■ **What is needed**
Will you output all of the data below exactly, omitting the images?

■ **Supplied records**
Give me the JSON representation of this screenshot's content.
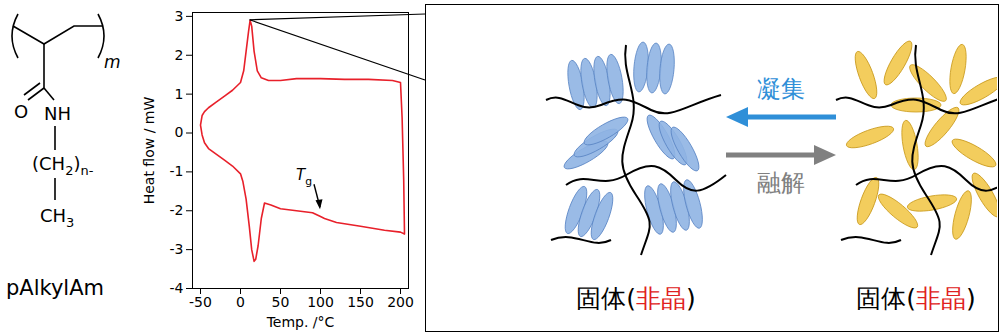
{
  "structure": {
    "repeat_subscript": "m",
    "carbonyl_oxygen": "O",
    "amide": "NH",
    "chain": [
      {
        "text": "(CH"
      },
      {
        "text": "2",
        "sub": true
      },
      {
        "text": ")"
      },
      {
        "text": "n-",
        "sub": true
      }
    ],
    "terminal": [
      {
        "text": "CH"
      },
      {
        "text": "3",
        "sub": true
      }
    ],
    "name": "pAlkylAm"
  },
  "chart_data": {
    "type": "line",
    "x_label": "Temp. /°C",
    "y_label": "Heat flow / mW",
    "xlim": [
      -60,
      210
    ],
    "ylim": [
      -4,
      3.1
    ],
    "xticks": [
      -50,
      0,
      50,
      100,
      150,
      200
    ],
    "yticks": [
      -4,
      -3,
      -2,
      -1,
      0,
      1,
      2,
      3
    ],
    "color": "#e8202a",
    "x": [
      -50,
      -48,
      -45,
      -40,
      -30,
      -20,
      -10,
      0,
      4,
      7,
      10,
      12,
      14,
      17,
      21,
      26,
      35,
      50,
      70,
      100,
      130,
      160,
      190,
      200,
      202,
      204,
      205,
      200,
      180,
      150,
      120,
      105,
      100,
      90,
      70,
      50,
      38,
      30,
      26,
      22,
      19,
      17,
      14,
      11,
      7,
      3,
      0,
      -10,
      -20,
      -30,
      -40,
      -45,
      -48,
      -50
    ],
    "values": [
      0.2,
      0.45,
      0.55,
      0.65,
      0.8,
      0.95,
      1.1,
      1.3,
      1.6,
      2.1,
      2.6,
      2.9,
      2.75,
      2.1,
      1.6,
      1.42,
      1.35,
      1.35,
      1.4,
      1.4,
      1.38,
      1.38,
      1.35,
      1.3,
      0.4,
      -1.2,
      -2.6,
      -2.55,
      -2.5,
      -2.4,
      -2.3,
      -2.2,
      -2.15,
      -2.05,
      -2.0,
      -1.95,
      -1.85,
      -1.8,
      -2.2,
      -2.9,
      -3.25,
      -3.3,
      -3.0,
      -2.4,
      -1.7,
      -1.25,
      -1.05,
      -0.85,
      -0.7,
      -0.55,
      -0.4,
      -0.25,
      -0.05,
      0.2
    ],
    "annotations": [
      {
        "text": [
          {
            "text": "T",
            "italic": true
          },
          {
            "text": "g",
            "sub": true
          }
        ],
        "x": 100,
        "y": -2.0
      }
    ]
  },
  "diagram": {
    "arrows": [
      {
        "label": "凝集",
        "color": "#2f8fd8",
        "direction": "left"
      },
      {
        "label": "融解",
        "color": "#808080",
        "direction": "right"
      }
    ],
    "states": [
      {
        "prefix": "固体(",
        "emphasis": "非晶",
        "suffix": ")",
        "color": "#8fb4e3",
        "emphasis_color": "#e02020"
      },
      {
        "prefix": "固体(",
        "emphasis": "非晶",
        "suffix": ")",
        "color": "#f2c84b",
        "emphasis_color": "#e02020"
      }
    ]
  }
}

■ **Correct response**
Give me the JSON representation of this screenshot's content.
{
  "structure": {
    "repeat_subscript": "m",
    "carbonyl_oxygen": "O",
    "amide": "NH",
    "chain": [
      {
        "text": "(CH"
      },
      {
        "text": "2",
        "sub": true
      },
      {
        "text": ")"
      },
      {
        "text": "n-",
        "sub": true
      }
    ],
    "terminal": [
      {
        "text": "CH"
      },
      {
        "text": "3",
        "sub": true
      }
    ],
    "name": "pAlkylAm"
  },
  "chart_data": {
    "type": "line",
    "x_label": "Temp. /°C",
    "y_label": "Heat flow / mW",
    "xlim": [
      -60,
      210
    ],
    "ylim": [
      -4,
      3.1
    ],
    "xticks": [
      -50,
      0,
      50,
      100,
      150,
      200
    ],
    "yticks": [
      -4,
      -3,
      -2,
      -1,
      0,
      1,
      2,
      3
    ],
    "color": "#e8202a",
    "x": [
      -50,
      -48,
      -45,
      -40,
      -30,
      -20,
      -10,
      0,
      4,
      7,
      10,
      12,
      14,
      17,
      21,
      26,
      35,
      50,
      70,
      100,
      130,
      160,
      190,
      200,
      202,
      204,
      205,
      200,
      180,
      150,
      120,
      105,
      100,
      90,
      70,
      50,
      38,
      30,
      26,
      22,
      19,
      17,
      14,
      11,
      7,
      3,
      0,
      -10,
      -20,
      -30,
      -40,
      -45,
      -48,
      -50
    ],
    "values": [
      0.2,
      0.45,
      0.55,
      0.65,
      0.8,
      0.95,
      1.1,
      1.3,
      1.6,
      2.1,
      2.6,
      2.9,
      2.75,
      2.1,
      1.6,
      1.42,
      1.35,
      1.35,
      1.4,
      1.4,
      1.38,
      1.38,
      1.35,
      1.3,
      0.4,
      -1.2,
      -2.6,
      -2.55,
      -2.5,
      -2.4,
      -2.3,
      -2.2,
      -2.15,
      -2.05,
      -2.0,
      -1.95,
      -1.85,
      -1.8,
      -2.2,
      -2.9,
      -3.25,
      -3.3,
      -3.0,
      -2.4,
      -1.7,
      -1.25,
      -1.05,
      -0.85,
      -0.7,
      -0.55,
      -0.4,
      -0.25,
      -0.05,
      0.2
    ],
    "annotations": [
      {
        "text": [
          {
            "text": "T",
            "italic": true
          },
          {
            "text": "g",
            "sub": true
          }
        ],
        "x": 100,
        "y": -2.0
      }
    ]
  },
  "diagram": {
    "arrows": [
      {
        "label": "凝集",
        "color": "#2f8fd8",
        "direction": "left"
      },
      {
        "label": "融解",
        "color": "#808080",
        "direction": "right"
      }
    ],
    "states": [
      {
        "prefix": "固体(",
        "emphasis": "非晶",
        "suffix": ")",
        "color": "#8fb4e3",
        "emphasis_color": "#e02020"
      },
      {
        "prefix": "固体(",
        "emphasis": "非晶",
        "suffix": ")",
        "color": "#f2c84b",
        "emphasis_color": "#e02020"
      }
    ]
  }
}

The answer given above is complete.